◆ Requirements
Return the count of lines that hold the string "Preliminary", with no other words.

Records that describe figures
+--

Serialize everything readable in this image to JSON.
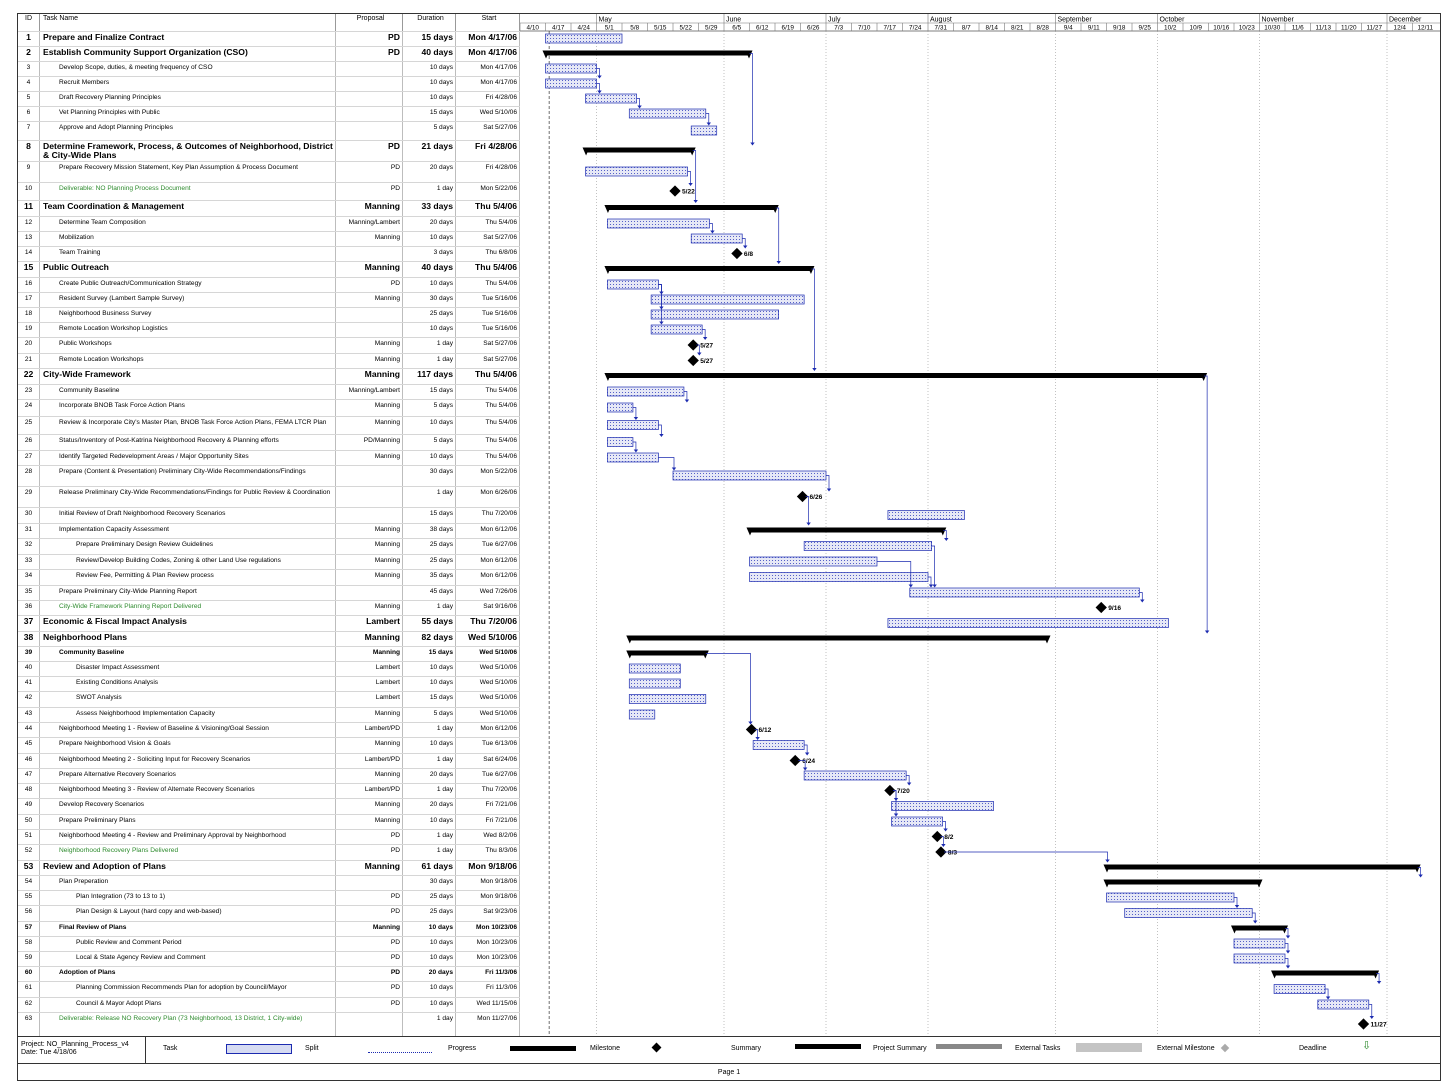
{
  "grid_headers": {
    "id": "ID",
    "name": "Task Name",
    "proposal": "Proposal",
    "duration": "Duration",
    "start": "Start"
  },
  "months": [
    "May",
    "June",
    "July",
    "August",
    "September",
    "October",
    "November",
    "December"
  ],
  "weeks": [
    "4/10",
    "4/17",
    "4/24",
    "5/1",
    "5/8",
    "5/15",
    "5/22",
    "5/29",
    "6/5",
    "6/12",
    "6/19",
    "6/26",
    "7/3",
    "7/10",
    "7/17",
    "7/24",
    "7/31",
    "8/7",
    "8/14",
    "8/21",
    "8/28",
    "9/4",
    "9/11",
    "9/18",
    "9/25",
    "10/2",
    "10/9",
    "10/16",
    "10/23",
    "10/30",
    "11/6",
    "11/13",
    "11/20",
    "11/27",
    "12/4",
    "12/11"
  ],
  "tasks": [
    {
      "id": "1",
      "name": "Prepare and Finalize Contract",
      "proposal": "PD",
      "duration": "15 days",
      "start": "Mon 4/17/06",
      "style": "summary",
      "bar": "task",
      "from": "4/17/06",
      "days": 15
    },
    {
      "id": "2",
      "name": "Establish Community Support Organization (CSO)",
      "proposal": "PD",
      "duration": "40 days",
      "start": "Mon 4/17/06",
      "style": "summary",
      "bar": "summary",
      "from": "4/17/06",
      "days": 40
    },
    {
      "id": "3",
      "name": "Develop Scope, duties, & meeting frequency of CSO",
      "proposal": "",
      "duration": "10 days",
      "start": "Mon 4/17/06",
      "indent": 1,
      "bar": "task",
      "from": "4/17/06",
      "days": 10
    },
    {
      "id": "4",
      "name": "Recruit Members",
      "proposal": "",
      "duration": "10 days",
      "start": "Mon 4/17/06",
      "indent": 1,
      "bar": "task",
      "from": "4/17/06",
      "days": 10
    },
    {
      "id": "5",
      "name": "Draft Recovery Planning Principles",
      "proposal": "",
      "duration": "10 days",
      "start": "Fri 4/28/06",
      "indent": 1,
      "bar": "task",
      "from": "4/28/06",
      "days": 10
    },
    {
      "id": "6",
      "name": "Vet Planning Principles with Public",
      "proposal": "",
      "duration": "15 days",
      "start": "Wed 5/10/06",
      "indent": 1,
      "bar": "task",
      "from": "5/10/06",
      "days": 15
    },
    {
      "id": "7",
      "name": "Approve and Adopt Planning Principles",
      "proposal": "",
      "duration": "5 days",
      "start": "Sat 5/27/06",
      "indent": 1,
      "bar": "task",
      "from": "5/27/06",
      "days": 5
    },
    {
      "id": "8",
      "name": "Determine Framework, Process, & Outcomes of Neighborhood, District & City-Wide Plans",
      "proposal": "PD",
      "duration": "21 days",
      "start": "Fri 4/28/06",
      "style": "summary",
      "wrap": true,
      "bar": "summary",
      "from": "4/28/06",
      "days": 21
    },
    {
      "id": "9",
      "name": "Prepare Recovery Mission Statement, Key Plan Assumption & Process Document",
      "proposal": "PD",
      "duration": "20 days",
      "start": "Fri 4/28/06",
      "indent": 1,
      "bar": "task",
      "from": "4/28/06",
      "days": 20
    },
    {
      "id": "10",
      "name": "Deliverable: NO Planning Process Document",
      "proposal": "PD",
      "duration": "1 day",
      "start": "Mon 5/22/06",
      "indent": 1,
      "deliv": true,
      "bar": "milestone",
      "from": "5/22/06",
      "days": 1,
      "label": "5/22"
    },
    {
      "id": "11",
      "name": "Team Coordination & Management",
      "proposal": "Manning",
      "duration": "33 days",
      "start": "Thu 5/4/06",
      "style": "summary",
      "bar": "summary",
      "from": "5/4/06",
      "days": 33
    },
    {
      "id": "12",
      "name": "Determine Team Composition",
      "proposal": "Manning/Lambert",
      "duration": "20 days",
      "start": "Thu 5/4/06",
      "indent": 1,
      "bar": "task",
      "from": "5/4/06",
      "days": 20
    },
    {
      "id": "13",
      "name": "Mobilization",
      "proposal": "Manning",
      "duration": "10 days",
      "start": "Sat 5/27/06",
      "indent": 1,
      "bar": "task",
      "from": "5/27/06",
      "days": 10
    },
    {
      "id": "14",
      "name": "Team Training",
      "proposal": "",
      "duration": "3 days",
      "start": "Thu 6/8/06",
      "indent": 1,
      "bar": "milestone",
      "from": "6/8/06",
      "days": 3,
      "label": "6/8"
    },
    {
      "id": "15",
      "name": "Public Outreach",
      "proposal": "Manning",
      "duration": "40 days",
      "start": "Thu 5/4/06",
      "style": "summary",
      "bar": "summary",
      "from": "5/4/06",
      "days": 40
    },
    {
      "id": "16",
      "name": "Create Public Outreach/Communication Strategy",
      "proposal": "PD",
      "duration": "10 days",
      "start": "Thu 5/4/06",
      "indent": 1,
      "bar": "task",
      "from": "5/4/06",
      "days": 10
    },
    {
      "id": "17",
      "name": "Resident Survey (Lambert Sample Survey)",
      "proposal": "Manning",
      "duration": "30 days",
      "start": "Tue 5/16/06",
      "indent": 1,
      "bar": "task",
      "from": "5/16/06",
      "days": 30
    },
    {
      "id": "18",
      "name": "Neighborhood Business Survey",
      "proposal": "",
      "duration": "25 days",
      "start": "Tue 5/16/06",
      "indent": 1,
      "bar": "task",
      "from": "5/16/06",
      "days": 25
    },
    {
      "id": "19",
      "name": "Remote Location Workshop Logistics",
      "proposal": "",
      "duration": "10 days",
      "start": "Tue 5/16/06",
      "indent": 1,
      "bar": "task",
      "from": "5/16/06",
      "days": 10
    },
    {
      "id": "20",
      "name": "Public Workshops",
      "proposal": "Manning",
      "duration": "1 day",
      "start": "Sat 5/27/06",
      "indent": 1,
      "bar": "milestone",
      "from": "5/27/06",
      "days": 1,
      "label": "5/27"
    },
    {
      "id": "21",
      "name": "Remote Location Workshops",
      "proposal": "Manning",
      "duration": "1 day",
      "start": "Sat 5/27/06",
      "indent": 1,
      "bar": "milestone",
      "from": "5/27/06",
      "days": 1,
      "label": "5/27"
    },
    {
      "id": "22",
      "name": "City-Wide Framework",
      "proposal": "Manning",
      "duration": "117 days",
      "start": "Thu 5/4/06",
      "style": "summary",
      "bar": "summary",
      "from": "5/4/06",
      "days": 117
    },
    {
      "id": "23",
      "name": "Community Baseline",
      "proposal": "Manning/Lambert",
      "duration": "15 days",
      "start": "Thu 5/4/06",
      "indent": 1,
      "bar": "task",
      "from": "5/4/06",
      "days": 15
    },
    {
      "id": "24",
      "name": "Incorporate BNOB Task Force Action Plans",
      "proposal": "Manning",
      "duration": "5 days",
      "start": "Thu 5/4/06",
      "indent": 1,
      "bar": "task",
      "from": "5/4/06",
      "days": 5
    },
    {
      "id": "25",
      "name": "Review & Incorporate City's Master Plan, BNOB Task Force Action Plans, FEMA LTCR Plan",
      "proposal": "Manning",
      "duration": "10 days",
      "start": "Thu 5/4/06",
      "indent": 1,
      "wrap": true,
      "bar": "task",
      "from": "5/4/06",
      "days": 10
    },
    {
      "id": "26",
      "name": "Status/Inventory of Post-Katrina Neighborhood Recovery & Planning efforts",
      "proposal": "PD/Manning",
      "duration": "5 days",
      "start": "Thu 5/4/06",
      "indent": 1,
      "bar": "task",
      "from": "5/4/06",
      "days": 5
    },
    {
      "id": "27",
      "name": "Identify Targeted Redevelopment Areas / Major Opportunity Sites",
      "proposal": "Manning",
      "duration": "10 days",
      "start": "Thu 5/4/06",
      "indent": 1,
      "bar": "task",
      "from": "5/4/06",
      "days": 10
    },
    {
      "id": "28",
      "name": "Prepare (Content & Presentation) Preliminary City-Wide Recommendations/Findings",
      "proposal": "",
      "duration": "30 days",
      "start": "Mon 5/22/06",
      "indent": 1,
      "bar": "task",
      "from": "5/22/06",
      "days": 30
    },
    {
      "id": "29",
      "name": "Release Preliminary City-Wide Recommendations/Findings for Public Review & Coordination",
      "proposal": "",
      "duration": "1 day",
      "start": "Mon 6/26/06",
      "indent": 1,
      "wrap": true,
      "bar": "milestone",
      "from": "6/26/06",
      "days": 1,
      "label": "6/26"
    },
    {
      "id": "30",
      "name": "Initial Review of Draft Neighborhood Recovery Scenarios",
      "proposal": "",
      "duration": "15 days",
      "start": "Thu 7/20/06",
      "indent": 1,
      "bar": "task",
      "from": "7/20/06",
      "days": 15
    },
    {
      "id": "31",
      "name": "Implementation Capacity Assessment",
      "proposal": "Manning",
      "duration": "38 days",
      "start": "Mon 6/12/06",
      "indent": 1,
      "bar": "summary",
      "from": "6/12/06",
      "days": 38
    },
    {
      "id": "32",
      "name": "Prepare Preliminary Design Review Guidelines",
      "proposal": "Manning",
      "duration": "25 days",
      "start": "Tue 6/27/06",
      "indent": 2,
      "bar": "task",
      "from": "6/27/06",
      "days": 25
    },
    {
      "id": "33",
      "name": "Review/Develop Building Codes, Zoning & other Land Use regulations",
      "proposal": "Manning",
      "duration": "25 days",
      "start": "Mon 6/12/06",
      "indent": 2,
      "bar": "task",
      "from": "6/12/06",
      "days": 25
    },
    {
      "id": "34",
      "name": "Review Fee, Permitting & Plan Review process",
      "proposal": "Manning",
      "duration": "35 days",
      "start": "Mon 6/12/06",
      "indent": 2,
      "bar": "task",
      "from": "6/12/06",
      "days": 35
    },
    {
      "id": "35",
      "name": "Prepare Preliminary City-Wide Planning Report",
      "proposal": "",
      "duration": "45 days",
      "start": "Wed 7/26/06",
      "indent": 1,
      "bar": "task",
      "from": "7/26/06",
      "days": 45
    },
    {
      "id": "36",
      "name": "City-Wide Framework Planning Report Delivered",
      "proposal": "Manning",
      "duration": "1 day",
      "start": "Sat 9/16/06",
      "indent": 1,
      "deliv": true,
      "bar": "milestone",
      "from": "9/16/06",
      "days": 1,
      "label": "9/16"
    },
    {
      "id": "37",
      "name": "Economic & Fiscal Impact Analysis",
      "proposal": "Lambert",
      "duration": "55 days",
      "start": "Thu 7/20/06",
      "style": "summary",
      "bar": "task",
      "from": "7/20/06",
      "days": 55
    },
    {
      "id": "38",
      "name": "Neighborhood Plans",
      "proposal": "Manning",
      "duration": "82 days",
      "start": "Wed 5/10/06",
      "style": "summary",
      "bar": "summary",
      "from": "5/10/06",
      "days": 82
    },
    {
      "id": "39",
      "name": "Community Baseline",
      "proposal": "Manning",
      "duration": "15 days",
      "start": "Wed 5/10/06",
      "indent": 1,
      "semi": true,
      "bar": "summary",
      "from": "5/10/06",
      "days": 15
    },
    {
      "id": "40",
      "name": "Disaster Impact Assessment",
      "proposal": "Lambert",
      "duration": "10 days",
      "start": "Wed 5/10/06",
      "indent": 2,
      "bar": "task",
      "from": "5/10/06",
      "days": 10
    },
    {
      "id": "41",
      "name": "Existing Conditions Analysis",
      "proposal": "Lambert",
      "duration": "10 days",
      "start": "Wed 5/10/06",
      "indent": 2,
      "bar": "task",
      "from": "5/10/06",
      "days": 10
    },
    {
      "id": "42",
      "name": "SWOT Analysis",
      "proposal": "Lambert",
      "duration": "15 days",
      "start": "Wed 5/10/06",
      "indent": 2,
      "bar": "task",
      "from": "5/10/06",
      "days": 15
    },
    {
      "id": "43",
      "name": "Assess Neighborhood Implementation Capacity",
      "proposal": "Manning",
      "duration": "5 days",
      "start": "Wed 5/10/06",
      "indent": 2,
      "bar": "task",
      "from": "5/10/06",
      "days": 5
    },
    {
      "id": "44",
      "name": "Neighborhood Meeting 1 - Review of Baseline & Visioning/Goal Session",
      "proposal": "Lambert/PD",
      "duration": "1 day",
      "start": "Mon 6/12/06",
      "indent": 1,
      "bar": "milestone",
      "from": "6/12/06",
      "days": 1,
      "label": "6/12"
    },
    {
      "id": "45",
      "name": "Prepare Neighborhood Vision & Goals",
      "proposal": "Manning",
      "duration": "10 days",
      "start": "Tue 6/13/06",
      "indent": 1,
      "bar": "task",
      "from": "6/13/06",
      "days": 10
    },
    {
      "id": "46",
      "name": "Neighborhood Meeting 2 - Soliciting Input for Recovery Scenarios",
      "proposal": "Lambert/PD",
      "duration": "1 day",
      "start": "Sat 6/24/06",
      "indent": 1,
      "bar": "milestone",
      "from": "6/24/06",
      "days": 1,
      "label": "6/24"
    },
    {
      "id": "47",
      "name": "Prepare Alternative Recovery Scenarios",
      "proposal": "Manning",
      "duration": "20 days",
      "start": "Tue 6/27/06",
      "indent": 1,
      "bar": "task",
      "from": "6/27/06",
      "days": 20
    },
    {
      "id": "48",
      "name": "Neighborhood Meeting 3 - Review of Alternate Recovery Scenarios",
      "proposal": "Lambert/PD",
      "duration": "1 day",
      "start": "Thu 7/20/06",
      "indent": 1,
      "bar": "milestone",
      "from": "7/20/06",
      "days": 1,
      "label": "7/20"
    },
    {
      "id": "49",
      "name": "Develop Recovery Scenarios",
      "proposal": "Manning",
      "duration": "20 days",
      "start": "Fri 7/21/06",
      "indent": 1,
      "bar": "task",
      "from": "7/21/06",
      "days": 20
    },
    {
      "id": "50",
      "name": "Prepare Preliminary Plans",
      "proposal": "Manning",
      "duration": "10 days",
      "start": "Fri 7/21/06",
      "indent": 1,
      "bar": "task",
      "from": "7/21/06",
      "days": 10
    },
    {
      "id": "51",
      "name": "Neighborhood Meeting 4 - Review and Preliminary Approval by Neighborhood",
      "proposal": "PD",
      "duration": "1 day",
      "start": "Wed 8/2/06",
      "indent": 1,
      "bar": "milestone",
      "from": "8/2/06",
      "days": 1,
      "label": "8/2"
    },
    {
      "id": "52",
      "name": "Neighborhood Recovery Plans Delivered",
      "proposal": "PD",
      "duration": "1 day",
      "start": "Thu 8/3/06",
      "indent": 1,
      "deliv": true,
      "bar": "milestone",
      "from": "8/3/06",
      "days": 1,
      "label": "8/3"
    },
    {
      "id": "53",
      "name": "Review and Adoption of Plans",
      "proposal": "Manning",
      "duration": "61 days",
      "start": "Mon 9/18/06",
      "style": "summary",
      "bar": "summary",
      "from": "9/18/06",
      "days": 61
    },
    {
      "id": "54",
      "name": "Plan Preperation",
      "proposal": "",
      "duration": "30 days",
      "start": "Mon 9/18/06",
      "indent": 1,
      "bar": "summary",
      "from": "9/18/06",
      "days": 30
    },
    {
      "id": "55",
      "name": "Plan Integration (73 to 13 to 1)",
      "proposal": "PD",
      "duration": "25 days",
      "start": "Mon 9/18/06",
      "indent": 2,
      "bar": "task",
      "from": "9/18/06",
      "days": 25
    },
    {
      "id": "56",
      "name": "Plan Design & Layout (hard copy and web-based)",
      "proposal": "PD",
      "duration": "25 days",
      "start": "Sat 9/23/06",
      "indent": 2,
      "bar": "task",
      "from": "9/23/06",
      "days": 25
    },
    {
      "id": "57",
      "name": "Final Review of Plans",
      "proposal": "Manning",
      "duration": "10 days",
      "start": "Mon 10/23/06",
      "indent": 1,
      "semi": true,
      "bar": "summary",
      "from": "10/23/06",
      "days": 10
    },
    {
      "id": "58",
      "name": "Public Review and Comment Period",
      "proposal": "PD",
      "duration": "10 days",
      "start": "Mon 10/23/06",
      "indent": 2,
      "bar": "task",
      "from": "10/23/06",
      "days": 10
    },
    {
      "id": "59",
      "name": "Local & State Agency Review and Comment",
      "proposal": "PD",
      "duration": "10 days",
      "start": "Mon 10/23/06",
      "indent": 2,
      "bar": "task",
      "from": "10/23/06",
      "days": 10
    },
    {
      "id": "60",
      "name": "Adoption of Plans",
      "proposal": "PD",
      "duration": "20 days",
      "start": "Fri 11/3/06",
      "indent": 1,
      "semi": true,
      "bar": "summary",
      "from": "11/3/06",
      "days": 20
    },
    {
      "id": "61",
      "name": "Planning Commission Recommends Plan for adoption by Council/Mayor",
      "proposal": "PD",
      "duration": "10 days",
      "start": "Fri 11/3/06",
      "indent": 2,
      "bar": "task",
      "from": "11/3/06",
      "days": 10
    },
    {
      "id": "62",
      "name": "Council & Mayor Adopt Plans",
      "proposal": "PD",
      "duration": "10 days",
      "start": "Wed 11/15/06",
      "indent": 2,
      "bar": "task",
      "from": "11/15/06",
      "days": 10
    },
    {
      "id": "63",
      "name": "Deliverable: Release NO Recovery Plan (73 Neighborhood, 13 District, 1 City-wide)",
      "proposal": "",
      "duration": "1 day",
      "start": "Mon 11/27/06",
      "indent": 1,
      "deliv": true,
      "bar": "milestone",
      "from": "11/27/06",
      "days": 1,
      "label": "11/27"
    }
  ],
  "legend": {
    "project": "Project: NO_Planning_Process_v4",
    "date": "Date: Tue 4/18/06",
    "items": [
      "Task",
      "Split",
      "Progress",
      "Milestone",
      "Summary",
      "Project Summary",
      "External Tasks",
      "External Milestone",
      "Deadline"
    ]
  },
  "footer": "Page 1",
  "colors": {
    "task_fill": "#c8cde8",
    "task_stroke": "#1c2bb0",
    "summary": "#000000",
    "link": "#1c2bb0",
    "deliverable_text": "#2e8b2e"
  }
}
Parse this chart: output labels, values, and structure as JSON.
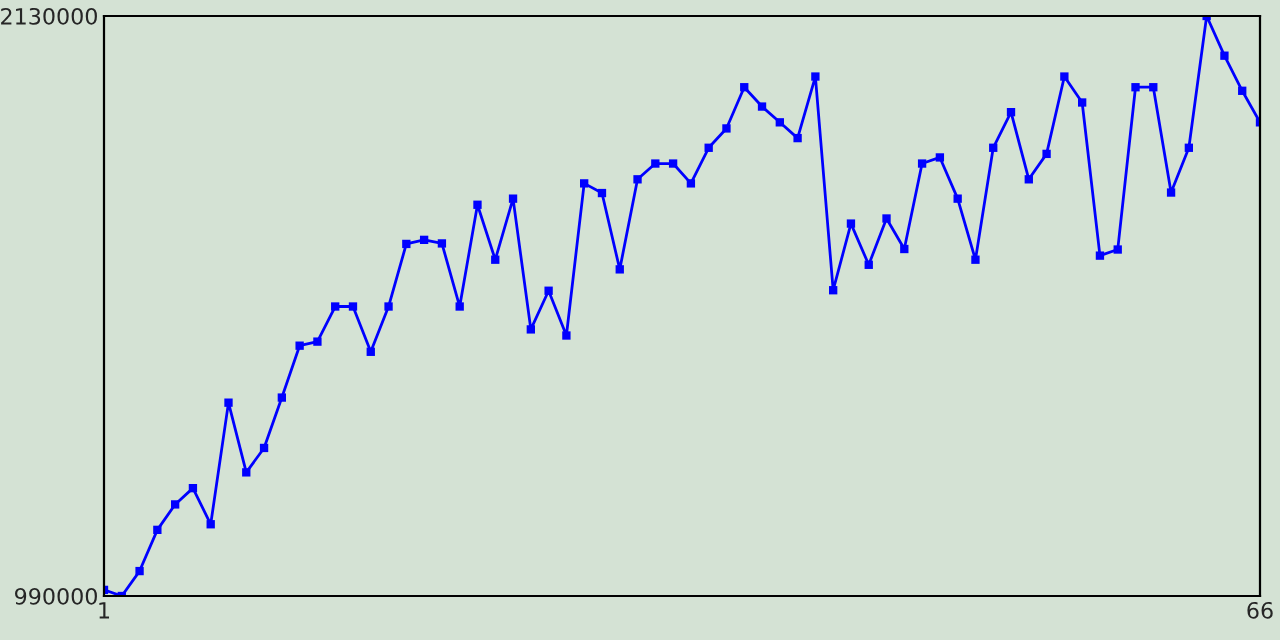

+--

◆ Response to this task
6